start

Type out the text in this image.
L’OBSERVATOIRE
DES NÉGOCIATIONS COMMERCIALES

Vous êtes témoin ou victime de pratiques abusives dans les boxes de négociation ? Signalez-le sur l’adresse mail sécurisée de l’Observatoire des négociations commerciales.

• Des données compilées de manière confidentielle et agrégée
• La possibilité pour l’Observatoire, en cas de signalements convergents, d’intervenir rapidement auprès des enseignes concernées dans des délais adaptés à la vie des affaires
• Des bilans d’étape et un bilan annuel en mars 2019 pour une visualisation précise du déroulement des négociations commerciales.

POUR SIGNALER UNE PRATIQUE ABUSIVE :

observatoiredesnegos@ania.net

end

__Aim of the task__:
Exact copies of all the records are required.

__Result for this exercise__:
Type out the text in this image.
L’OBSERVATOIRE
DES NÉGOCIATIONS COMMERCIALES

Vous êtes témoin ou victime de pratiques abusives dans les boxes de négociation ? Signalez-le sur l’adresse mail sécurisée de l’Observatoire des négociations commerciales.

• Des données compilées de manière confidentielle et agrégée
• La possibilité pour l’Observatoire, en cas de signalements convergents, d’intervenir rapidement auprès des enseignes concernées dans des délais adaptés à la vie des affaires
• Des bilans d’étape et un bilan annuel en mars 2019 pour une visualisation précise du déroulement des négociations commerciales.

POUR SIGNALER UNE PRATIQUE ABUSIVE :

observatoiredesnegos@ania.net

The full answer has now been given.